### Task requirements:
Output the full material exactly as it appears here.

____ Data extract

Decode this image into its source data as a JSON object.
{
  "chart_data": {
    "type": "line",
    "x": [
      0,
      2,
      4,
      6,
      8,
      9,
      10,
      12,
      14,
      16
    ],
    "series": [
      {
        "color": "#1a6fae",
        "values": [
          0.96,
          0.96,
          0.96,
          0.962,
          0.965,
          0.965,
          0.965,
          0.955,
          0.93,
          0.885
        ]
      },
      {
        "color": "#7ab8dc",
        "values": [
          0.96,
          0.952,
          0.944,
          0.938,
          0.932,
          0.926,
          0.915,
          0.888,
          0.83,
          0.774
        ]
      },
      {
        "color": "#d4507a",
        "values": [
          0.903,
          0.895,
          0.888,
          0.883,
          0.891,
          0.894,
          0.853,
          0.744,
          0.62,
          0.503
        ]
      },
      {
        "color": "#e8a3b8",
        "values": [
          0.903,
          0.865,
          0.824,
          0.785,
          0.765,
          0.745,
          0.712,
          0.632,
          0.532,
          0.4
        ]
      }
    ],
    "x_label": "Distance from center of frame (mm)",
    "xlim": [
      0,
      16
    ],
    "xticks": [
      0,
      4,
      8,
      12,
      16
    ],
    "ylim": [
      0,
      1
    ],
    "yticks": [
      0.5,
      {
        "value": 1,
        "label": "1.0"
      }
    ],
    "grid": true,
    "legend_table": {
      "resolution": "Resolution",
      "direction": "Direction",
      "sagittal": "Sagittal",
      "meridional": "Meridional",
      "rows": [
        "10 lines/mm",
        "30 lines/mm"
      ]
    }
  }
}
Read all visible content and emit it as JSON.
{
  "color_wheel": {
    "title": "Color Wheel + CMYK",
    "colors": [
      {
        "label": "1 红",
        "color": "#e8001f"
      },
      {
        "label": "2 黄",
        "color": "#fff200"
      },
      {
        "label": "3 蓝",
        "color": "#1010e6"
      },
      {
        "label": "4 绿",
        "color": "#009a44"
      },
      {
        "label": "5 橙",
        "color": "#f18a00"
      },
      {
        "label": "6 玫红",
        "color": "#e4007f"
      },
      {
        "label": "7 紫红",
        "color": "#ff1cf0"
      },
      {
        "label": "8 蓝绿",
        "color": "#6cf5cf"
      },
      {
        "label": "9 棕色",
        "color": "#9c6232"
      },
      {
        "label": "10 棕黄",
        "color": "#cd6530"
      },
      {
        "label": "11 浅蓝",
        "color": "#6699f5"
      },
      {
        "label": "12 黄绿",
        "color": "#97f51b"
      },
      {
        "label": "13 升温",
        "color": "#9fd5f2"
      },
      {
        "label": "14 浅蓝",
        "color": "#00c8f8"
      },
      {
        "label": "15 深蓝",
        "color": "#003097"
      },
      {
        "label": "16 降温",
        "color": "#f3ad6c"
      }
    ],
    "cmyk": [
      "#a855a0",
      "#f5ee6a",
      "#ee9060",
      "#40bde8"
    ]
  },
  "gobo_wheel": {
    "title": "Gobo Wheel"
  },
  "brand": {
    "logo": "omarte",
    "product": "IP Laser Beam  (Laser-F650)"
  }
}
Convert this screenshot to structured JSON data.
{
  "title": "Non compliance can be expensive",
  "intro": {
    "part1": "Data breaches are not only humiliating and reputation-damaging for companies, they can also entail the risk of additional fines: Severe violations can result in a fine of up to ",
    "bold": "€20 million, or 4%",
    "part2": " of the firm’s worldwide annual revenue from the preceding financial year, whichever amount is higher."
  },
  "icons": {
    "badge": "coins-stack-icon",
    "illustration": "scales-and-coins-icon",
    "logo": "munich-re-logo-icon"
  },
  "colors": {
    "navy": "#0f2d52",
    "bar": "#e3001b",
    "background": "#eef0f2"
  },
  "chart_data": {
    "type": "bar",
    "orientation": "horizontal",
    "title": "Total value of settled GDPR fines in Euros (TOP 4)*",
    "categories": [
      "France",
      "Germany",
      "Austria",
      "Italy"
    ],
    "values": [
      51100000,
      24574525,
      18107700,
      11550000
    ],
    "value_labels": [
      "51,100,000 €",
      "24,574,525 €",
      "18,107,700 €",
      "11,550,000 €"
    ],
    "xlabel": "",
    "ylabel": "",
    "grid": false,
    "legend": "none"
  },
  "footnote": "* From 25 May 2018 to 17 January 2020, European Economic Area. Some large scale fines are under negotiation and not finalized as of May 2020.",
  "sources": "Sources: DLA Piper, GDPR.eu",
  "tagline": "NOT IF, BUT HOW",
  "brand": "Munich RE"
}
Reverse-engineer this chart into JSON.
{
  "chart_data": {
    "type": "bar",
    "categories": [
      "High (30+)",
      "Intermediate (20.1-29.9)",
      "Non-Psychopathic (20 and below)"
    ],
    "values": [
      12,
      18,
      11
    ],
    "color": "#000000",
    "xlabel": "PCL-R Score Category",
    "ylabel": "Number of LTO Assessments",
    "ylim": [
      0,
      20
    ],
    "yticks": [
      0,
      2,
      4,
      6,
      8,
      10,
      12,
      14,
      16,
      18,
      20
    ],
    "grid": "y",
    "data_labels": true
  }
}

________

### Answer for this exercise:
Decode this image into its source data as a JSON object.
{
  "chart_data": {
    "type": "line",
    "x": [
      0,
      2,
      4,
      6,
      8,
      9,
      10,
      12,
      14,
      16
    ],
    "series": [
      {
        "color": "#1a6fae",
        "values": [
          0.96,
          0.96,
          0.96,
          0.962,
          0.965,
          0.965,
          0.965,
          0.955,
          0.93,
          0.885
        ]
      },
      {
        "color": "#7ab8dc",
        "values": [
          0.96,
          0.952,
          0.944,
          0.938,
          0.932,
          0.926,
          0.915,
          0.888,
          0.83,
          0.774
        ]
      },
      {
        "color": "#d4507a",
        "values": [
          0.903,
          0.895,
          0.888,
          0.883,
          0.891,
          0.894,
          0.853,
          0.744,
          0.62,
          0.503
        ]
      },
      {
        "color": "#e8a3b8",
        "values": [
          0.903,
          0.865,
          0.824,
          0.785,
          0.765,
          0.745,
          0.712,
          0.632,
          0.532,
          0.4
        ]
      }
    ],
    "x_label": "Distance from center of frame (mm)",
    "xlim": [
      0,
      16
    ],
    "xticks": [
      0,
      4,
      8,
      12,
      16
    ],
    "ylim": [
      0,
      1
    ],
    "yticks": [
      0.5,
      {
        "value": 1,
        "label": "1.0"
      }
    ],
    "grid": true,
    "legend_table": {
      "resolution": "Resolution",
      "direction": "Direction",
      "sagittal": "Sagittal",
      "meridional": "Meridional",
      "rows": [
        "10 lines/mm",
        "30 lines/mm"
      ]
    }
  }
}
Read all visible content and emit it as JSON.
{
  "color_wheel": {
    "title": "Color Wheel + CMYK",
    "colors": [
      {
        "label": "1 红",
        "color": "#e8001f"
      },
      {
        "label": "2 黄",
        "color": "#fff200"
      },
      {
        "label": "3 蓝",
        "color": "#1010e6"
      },
      {
        "label": "4 绿",
        "color": "#009a44"
      },
      {
        "label": "5 橙",
        "color": "#f18a00"
      },
      {
        "label": "6 玫红",
        "color": "#e4007f"
      },
      {
        "label": "7 紫红",
        "color": "#ff1cf0"
      },
      {
        "label": "8 蓝绿",
        "color": "#6cf5cf"
      },
      {
        "label": "9 棕色",
        "color": "#9c6232"
      },
      {
        "label": "10 棕黄",
        "color": "#cd6530"
      },
      {
        "label": "11 浅蓝",
        "color": "#6699f5"
      },
      {
        "label": "12 黄绿",
        "color": "#97f51b"
      },
      {
        "label": "13 升温",
        "color": "#9fd5f2"
      },
      {
        "label": "14 浅蓝",
        "color": "#00c8f8"
      },
      {
        "label": "15 深蓝",
        "color": "#003097"
      },
      {
        "label": "16 降温",
        "color": "#f3ad6c"
      }
    ],
    "cmyk": [
      "#a855a0",
      "#f5ee6a",
      "#ee9060",
      "#40bde8"
    ]
  },
  "gobo_wheel": {
    "title": "Gobo Wheel"
  },
  "brand": {
    "logo": "omarte",
    "product": "IP Laser Beam  (Laser-F650)"
  }
}
Convert this screenshot to structured JSON data.
{
  "title": "Non compliance can be expensive",
  "intro": {
    "part1": "Data breaches are not only humiliating and reputation-damaging for companies, they can also entail the risk of additional fines: Severe violations can result in a fine of up to ",
    "bold": "€20 million, or 4%",
    "part2": " of the firm’s worldwide annual revenue from the preceding financial year, whichever amount is higher."
  },
  "icons": {
    "badge": "coins-stack-icon",
    "illustration": "scales-and-coins-icon",
    "logo": "munich-re-logo-icon"
  },
  "colors": {
    "navy": "#0f2d52",
    "bar": "#e3001b",
    "background": "#eef0f2"
  },
  "chart_data": {
    "type": "bar",
    "orientation": "horizontal",
    "title": "Total value of settled GDPR fines in Euros (TOP 4)*",
    "categories": [
      "France",
      "Germany",
      "Austria",
      "Italy"
    ],
    "values": [
      51100000,
      24574525,
      18107700,
      11550000
    ],
    "value_labels": [
      "51,100,000 €",
      "24,574,525 €",
      "18,107,700 €",
      "11,550,000 €"
    ],
    "xlabel": "",
    "ylabel": "",
    "grid": false,
    "legend": "none"
  },
  "footnote": "* From 25 May 2018 to 17 January 2020, European Economic Area. Some large scale fines are under negotiation and not finalized as of May 2020.",
  "sources": "Sources: DLA Piper, GDPR.eu",
  "tagline": "NOT IF, BUT HOW",
  "brand": "Munich RE"
}
Reverse-engineer this chart into JSON.
{
  "chart_data": {
    "type": "bar",
    "categories": [
      "High (30+)",
      "Intermediate (20.1-29.9)",
      "Non-Psychopathic (20 and below)"
    ],
    "values": [
      12,
      18,
      11
    ],
    "color": "#000000",
    "xlabel": "PCL-R Score Category",
    "ylabel": "Number of LTO Assessments",
    "ylim": [
      0,
      20
    ],
    "yticks": [
      0,
      2,
      4,
      6,
      8,
      10,
      12,
      14,
      16,
      18,
      20
    ],
    "grid": "y",
    "data_labels": true
  }
}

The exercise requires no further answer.